• **TASK STATEMENT**
Write the listing out again, all of it, word for word.

• **MATERIAL**
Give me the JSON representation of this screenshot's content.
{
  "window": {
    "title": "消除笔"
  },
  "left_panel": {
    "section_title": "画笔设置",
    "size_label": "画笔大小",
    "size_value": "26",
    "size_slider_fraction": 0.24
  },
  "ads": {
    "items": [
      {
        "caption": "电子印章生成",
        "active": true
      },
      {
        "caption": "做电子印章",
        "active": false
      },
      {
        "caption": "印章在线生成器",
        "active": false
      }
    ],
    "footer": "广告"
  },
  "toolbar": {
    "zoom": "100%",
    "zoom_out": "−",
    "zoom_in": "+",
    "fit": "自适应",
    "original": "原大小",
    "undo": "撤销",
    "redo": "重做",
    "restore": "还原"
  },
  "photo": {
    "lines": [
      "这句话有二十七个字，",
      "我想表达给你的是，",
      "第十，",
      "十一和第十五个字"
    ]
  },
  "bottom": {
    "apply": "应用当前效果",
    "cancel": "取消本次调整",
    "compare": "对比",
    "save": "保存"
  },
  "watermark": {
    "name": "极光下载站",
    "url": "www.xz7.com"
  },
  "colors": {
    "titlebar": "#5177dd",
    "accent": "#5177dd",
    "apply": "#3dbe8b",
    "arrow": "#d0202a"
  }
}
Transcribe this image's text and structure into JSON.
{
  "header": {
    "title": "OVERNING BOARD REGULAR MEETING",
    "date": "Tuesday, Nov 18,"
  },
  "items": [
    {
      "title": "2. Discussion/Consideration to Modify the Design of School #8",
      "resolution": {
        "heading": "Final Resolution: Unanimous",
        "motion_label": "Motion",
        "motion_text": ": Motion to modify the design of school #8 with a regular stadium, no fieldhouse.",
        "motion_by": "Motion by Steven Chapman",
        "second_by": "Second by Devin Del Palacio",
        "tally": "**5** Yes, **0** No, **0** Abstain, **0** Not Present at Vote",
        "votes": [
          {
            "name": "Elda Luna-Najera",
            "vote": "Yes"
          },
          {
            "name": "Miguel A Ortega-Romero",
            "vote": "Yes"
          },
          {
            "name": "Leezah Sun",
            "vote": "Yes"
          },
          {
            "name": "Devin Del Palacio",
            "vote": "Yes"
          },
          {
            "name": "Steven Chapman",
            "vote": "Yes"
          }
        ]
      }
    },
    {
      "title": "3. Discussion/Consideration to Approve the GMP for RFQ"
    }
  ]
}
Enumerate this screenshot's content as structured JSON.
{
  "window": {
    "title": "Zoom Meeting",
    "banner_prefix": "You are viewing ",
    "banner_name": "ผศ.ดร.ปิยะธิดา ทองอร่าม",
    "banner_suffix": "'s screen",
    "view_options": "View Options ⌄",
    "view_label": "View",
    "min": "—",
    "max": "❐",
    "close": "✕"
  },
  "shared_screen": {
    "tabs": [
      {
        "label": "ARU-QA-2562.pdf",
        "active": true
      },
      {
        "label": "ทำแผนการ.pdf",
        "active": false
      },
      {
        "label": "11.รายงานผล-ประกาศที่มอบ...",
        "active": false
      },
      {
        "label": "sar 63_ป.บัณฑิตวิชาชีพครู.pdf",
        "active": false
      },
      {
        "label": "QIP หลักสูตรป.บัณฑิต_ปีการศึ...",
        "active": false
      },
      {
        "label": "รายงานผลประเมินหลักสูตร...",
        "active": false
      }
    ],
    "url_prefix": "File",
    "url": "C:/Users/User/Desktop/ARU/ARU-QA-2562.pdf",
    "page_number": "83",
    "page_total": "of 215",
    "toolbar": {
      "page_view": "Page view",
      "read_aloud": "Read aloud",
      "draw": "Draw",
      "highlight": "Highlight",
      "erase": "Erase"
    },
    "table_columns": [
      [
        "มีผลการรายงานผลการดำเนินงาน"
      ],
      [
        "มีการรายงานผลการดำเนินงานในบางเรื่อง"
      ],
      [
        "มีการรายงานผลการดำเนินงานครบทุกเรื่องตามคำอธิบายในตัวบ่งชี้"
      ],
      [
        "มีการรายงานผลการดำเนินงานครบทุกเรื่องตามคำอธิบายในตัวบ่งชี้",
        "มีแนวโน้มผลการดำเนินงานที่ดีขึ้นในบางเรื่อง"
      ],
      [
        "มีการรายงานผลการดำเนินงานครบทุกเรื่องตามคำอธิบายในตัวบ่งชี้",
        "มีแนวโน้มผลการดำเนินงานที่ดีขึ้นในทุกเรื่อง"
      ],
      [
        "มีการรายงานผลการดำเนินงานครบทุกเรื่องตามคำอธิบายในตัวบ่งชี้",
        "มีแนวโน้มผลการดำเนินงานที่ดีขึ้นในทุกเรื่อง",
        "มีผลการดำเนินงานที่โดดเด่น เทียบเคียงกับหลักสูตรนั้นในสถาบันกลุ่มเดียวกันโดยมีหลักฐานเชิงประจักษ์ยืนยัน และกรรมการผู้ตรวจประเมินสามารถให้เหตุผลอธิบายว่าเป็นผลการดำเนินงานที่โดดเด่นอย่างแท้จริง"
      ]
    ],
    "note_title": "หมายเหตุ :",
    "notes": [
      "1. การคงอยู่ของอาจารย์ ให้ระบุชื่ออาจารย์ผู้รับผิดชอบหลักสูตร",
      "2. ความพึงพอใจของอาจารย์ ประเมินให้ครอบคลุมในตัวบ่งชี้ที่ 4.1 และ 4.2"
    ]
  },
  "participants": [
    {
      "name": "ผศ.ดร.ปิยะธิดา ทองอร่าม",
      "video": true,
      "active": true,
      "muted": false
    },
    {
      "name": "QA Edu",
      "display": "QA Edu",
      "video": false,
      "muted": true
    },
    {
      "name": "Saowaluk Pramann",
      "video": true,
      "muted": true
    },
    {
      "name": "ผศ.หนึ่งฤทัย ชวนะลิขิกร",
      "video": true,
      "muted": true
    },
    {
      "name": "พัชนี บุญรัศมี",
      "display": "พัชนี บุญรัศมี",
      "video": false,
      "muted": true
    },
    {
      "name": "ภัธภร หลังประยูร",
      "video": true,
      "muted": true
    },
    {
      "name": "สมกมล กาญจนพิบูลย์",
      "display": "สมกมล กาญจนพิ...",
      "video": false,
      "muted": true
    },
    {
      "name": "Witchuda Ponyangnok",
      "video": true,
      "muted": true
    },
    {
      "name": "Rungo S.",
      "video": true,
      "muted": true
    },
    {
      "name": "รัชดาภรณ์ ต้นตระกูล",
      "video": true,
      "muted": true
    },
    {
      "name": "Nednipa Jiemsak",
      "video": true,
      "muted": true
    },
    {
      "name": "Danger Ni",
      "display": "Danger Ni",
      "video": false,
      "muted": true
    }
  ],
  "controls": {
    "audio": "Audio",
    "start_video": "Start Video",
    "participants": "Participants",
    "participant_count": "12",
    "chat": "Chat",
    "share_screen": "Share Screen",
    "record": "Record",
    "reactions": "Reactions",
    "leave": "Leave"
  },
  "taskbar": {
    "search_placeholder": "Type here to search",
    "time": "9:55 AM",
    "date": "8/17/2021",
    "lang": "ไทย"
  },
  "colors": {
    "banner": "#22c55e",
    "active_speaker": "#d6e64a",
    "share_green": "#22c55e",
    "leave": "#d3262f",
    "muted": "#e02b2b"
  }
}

• **REPLY TO THE EXERCISE**
Give me the JSON representation of this screenshot's content.
{
  "window": {
    "title": "消除笔"
  },
  "left_panel": {
    "section_title": "画笔设置",
    "size_label": "画笔大小",
    "size_value": "26",
    "size_slider_fraction": 0.24
  },
  "ads": {
    "items": [
      {
        "caption": "电子印章生成",
        "active": true
      },
      {
        "caption": "做电子印章",
        "active": false
      },
      {
        "caption": "印章在线生成器",
        "active": false
      }
    ],
    "footer": "广告"
  },
  "toolbar": {
    "zoom": "100%",
    "zoom_out": "−",
    "zoom_in": "+",
    "fit": "自适应",
    "original": "原大小",
    "undo": "撤销",
    "redo": "重做",
    "restore": "还原"
  },
  "photo": {
    "lines": [
      "这句话有二十七个字，",
      "我想表达给你的是，",
      "第十，",
      "十一和第十五个字"
    ]
  },
  "bottom": {
    "apply": "应用当前效果",
    "cancel": "取消本次调整",
    "compare": "对比",
    "save": "保存"
  },
  "watermark": {
    "name": "极光下载站",
    "url": "www.xz7.com"
  },
  "colors": {
    "titlebar": "#5177dd",
    "accent": "#5177dd",
    "apply": "#3dbe8b",
    "arrow": "#d0202a"
  }
}
Transcribe this image's text and structure into JSON.
{
  "header": {
    "title": "OVERNING BOARD REGULAR MEETING",
    "date": "Tuesday, Nov 18,"
  },
  "items": [
    {
      "title": "2. Discussion/Consideration to Modify the Design of School #8",
      "resolution": {
        "heading": "Final Resolution: Unanimous",
        "motion_label": "Motion",
        "motion_text": ": Motion to modify the design of school #8 with a regular stadium, no fieldhouse.",
        "motion_by": "Motion by Steven Chapman",
        "second_by": "Second by Devin Del Palacio",
        "tally": "**5** Yes, **0** No, **0** Abstain, **0** Not Present at Vote",
        "votes": [
          {
            "name": "Elda Luna-Najera",
            "vote": "Yes"
          },
          {
            "name": "Miguel A Ortega-Romero",
            "vote": "Yes"
          },
          {
            "name": "Leezah Sun",
            "vote": "Yes"
          },
          {
            "name": "Devin Del Palacio",
            "vote": "Yes"
          },
          {
            "name": "Steven Chapman",
            "vote": "Yes"
          }
        ]
      }
    },
    {
      "title": "3. Discussion/Consideration to Approve the GMP for RFQ"
    }
  ]
}
Enumerate this screenshot's content as structured JSON.
{
  "window": {
    "title": "Zoom Meeting",
    "banner_prefix": "You are viewing ",
    "banner_name": "ผศ.ดร.ปิยะธิดา ทองอร่าม",
    "banner_suffix": "'s screen",
    "view_options": "View Options ⌄",
    "view_label": "View",
    "min": "—",
    "max": "❐",
    "close": "✕"
  },
  "shared_screen": {
    "tabs": [
      {
        "label": "ARU-QA-2562.pdf",
        "active": true
      },
      {
        "label": "ทำแผนการ.pdf",
        "active": false
      },
      {
        "label": "11.รายงานผล-ประกาศที่มอบ...",
        "active": false
      },
      {
        "label": "sar 63_ป.บัณฑิตวิชาชีพครู.pdf",
        "active": false
      },
      {
        "label": "QIP หลักสูตรป.บัณฑิต_ปีการศึ...",
        "active": false
      },
      {
        "label": "รายงานผลประเมินหลักสูตร...",
        "active": false
      }
    ],
    "url_prefix": "File",
    "url": "C:/Users/User/Desktop/ARU/ARU-QA-2562.pdf",
    "page_number": "83",
    "page_total": "of 215",
    "toolbar": {
      "page_view": "Page view",
      "read_aloud": "Read aloud",
      "draw": "Draw",
      "highlight": "Highlight",
      "erase": "Erase"
    },
    "table_columns": [
      [
        "มีผลการรายงานผลการดำเนินงาน"
      ],
      [
        "มีการรายงานผลการดำเนินงานในบางเรื่อง"
      ],
      [
        "มีการรายงานผลการดำเนินงานครบทุกเรื่องตามคำอธิบายในตัวบ่งชี้"
      ],
      [
        "มีการรายงานผลการดำเนินงานครบทุกเรื่องตามคำอธิบายในตัวบ่งชี้",
        "มีแนวโน้มผลการดำเนินงานที่ดีขึ้นในบางเรื่อง"
      ],
      [
        "มีการรายงานผลการดำเนินงานครบทุกเรื่องตามคำอธิบายในตัวบ่งชี้",
        "มีแนวโน้มผลการดำเนินงานที่ดีขึ้นในทุกเรื่อง"
      ],
      [
        "มีการรายงานผลการดำเนินงานครบทุกเรื่องตามคำอธิบายในตัวบ่งชี้",
        "มีแนวโน้มผลการดำเนินงานที่ดีขึ้นในทุกเรื่อง",
        "มีผลการดำเนินงานที่โดดเด่น เทียบเคียงกับหลักสูตรนั้นในสถาบันกลุ่มเดียวกันโดยมีหลักฐานเชิงประจักษ์ยืนยัน และกรรมการผู้ตรวจประเมินสามารถให้เหตุผลอธิบายว่าเป็นผลการดำเนินงานที่โดดเด่นอย่างแท้จริง"
      ]
    ],
    "note_title": "หมายเหตุ :",
    "notes": [
      "1. การคงอยู่ของอาจารย์ ให้ระบุชื่ออาจารย์ผู้รับผิดชอบหลักสูตร",
      "2. ความพึงพอใจของอาจารย์ ประเมินให้ครอบคลุมในตัวบ่งชี้ที่ 4.1 และ 4.2"
    ]
  },
  "participants": [
    {
      "name": "ผศ.ดร.ปิยะธิดา ทองอร่าม",
      "video": true,
      "active": true,
      "muted": false
    },
    {
      "name": "QA Edu",
      "display": "QA Edu",
      "video": false,
      "muted": true
    },
    {
      "name": "Saowaluk Pramann",
      "video": true,
      "muted": true
    },
    {
      "name": "ผศ.หนึ่งฤทัย ชวนะลิขิกร",
      "video": true,
      "muted": true
    },
    {
      "name": "พัชนี บุญรัศมี",
      "display": "พัชนี บุญรัศมี",
      "video": false,
      "muted": true
    },
    {
      "name": "ภัธภร หลังประยูร",
      "video": true,
      "muted": true
    },
    {
      "name": "สมกมล กาญจนพิบูลย์",
      "display": "สมกมล กาญจนพิ...",
      "video": false,
      "muted": true
    },
    {
      "name": "Witchuda Ponyangnok",
      "video": true,
      "muted": true
    },
    {
      "name": "Rungo S.",
      "video": true,
      "muted": true
    },
    {
      "name": "รัชดาภรณ์ ต้นตระกูล",
      "video": true,
      "muted": true
    },
    {
      "name": "Nednipa Jiemsak",
      "video": true,
      "muted": true
    },
    {
      "name": "Danger Ni",
      "display": "Danger Ni",
      "video": false,
      "muted": true
    }
  ],
  "controls": {
    "audio": "Audio",
    "start_video": "Start Video",
    "participants": "Participants",
    "participant_count": "12",
    "chat": "Chat",
    "share_screen": "Share Screen",
    "record": "Record",
    "reactions": "Reactions",
    "leave": "Leave"
  },
  "taskbar": {
    "search_placeholder": "Type here to search",
    "time": "9:55 AM",
    "date": "8/17/2021",
    "lang": "ไทย"
  },
  "colors": {
    "banner": "#22c55e",
    "active_speaker": "#d6e64a",
    "share_green": "#22c55e",
    "leave": "#d3262f",
    "muted": "#e02b2b"
  }
}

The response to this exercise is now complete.